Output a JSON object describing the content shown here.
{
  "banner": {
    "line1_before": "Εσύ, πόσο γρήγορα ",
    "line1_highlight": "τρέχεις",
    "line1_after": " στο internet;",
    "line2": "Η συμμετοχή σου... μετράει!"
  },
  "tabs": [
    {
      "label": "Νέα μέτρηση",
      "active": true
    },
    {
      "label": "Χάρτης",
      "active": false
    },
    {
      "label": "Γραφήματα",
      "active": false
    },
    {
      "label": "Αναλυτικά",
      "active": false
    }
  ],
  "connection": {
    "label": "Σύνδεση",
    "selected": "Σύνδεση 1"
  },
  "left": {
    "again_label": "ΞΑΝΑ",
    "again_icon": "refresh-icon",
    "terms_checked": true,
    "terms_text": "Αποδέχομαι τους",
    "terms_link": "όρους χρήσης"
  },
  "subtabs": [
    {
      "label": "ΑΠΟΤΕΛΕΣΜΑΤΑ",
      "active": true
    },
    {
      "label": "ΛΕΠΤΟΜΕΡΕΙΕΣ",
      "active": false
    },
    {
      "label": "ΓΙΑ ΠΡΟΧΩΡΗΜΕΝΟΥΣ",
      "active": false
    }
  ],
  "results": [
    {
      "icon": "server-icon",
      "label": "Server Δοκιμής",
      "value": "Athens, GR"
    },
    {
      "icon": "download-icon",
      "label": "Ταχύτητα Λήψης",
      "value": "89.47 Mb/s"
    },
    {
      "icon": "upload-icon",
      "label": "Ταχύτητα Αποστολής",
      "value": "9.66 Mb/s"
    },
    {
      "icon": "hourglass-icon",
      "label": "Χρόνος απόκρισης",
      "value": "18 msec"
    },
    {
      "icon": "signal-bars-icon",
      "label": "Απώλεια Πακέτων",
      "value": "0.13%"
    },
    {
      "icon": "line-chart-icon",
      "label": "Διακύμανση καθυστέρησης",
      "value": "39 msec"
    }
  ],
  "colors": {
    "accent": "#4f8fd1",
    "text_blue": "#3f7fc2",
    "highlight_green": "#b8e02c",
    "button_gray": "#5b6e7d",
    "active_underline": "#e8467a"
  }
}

■ **Given problem**: Copy out all lines from the material above that contain the string "value".

■ **Solved problem**:
      "value": "Athens, GR"
      "value": "89.47 Mb/s"
      "value": "9.66 Mb/s"
      "value": "18 msec"
      "value": "0.13%"
      "value": "39 msec"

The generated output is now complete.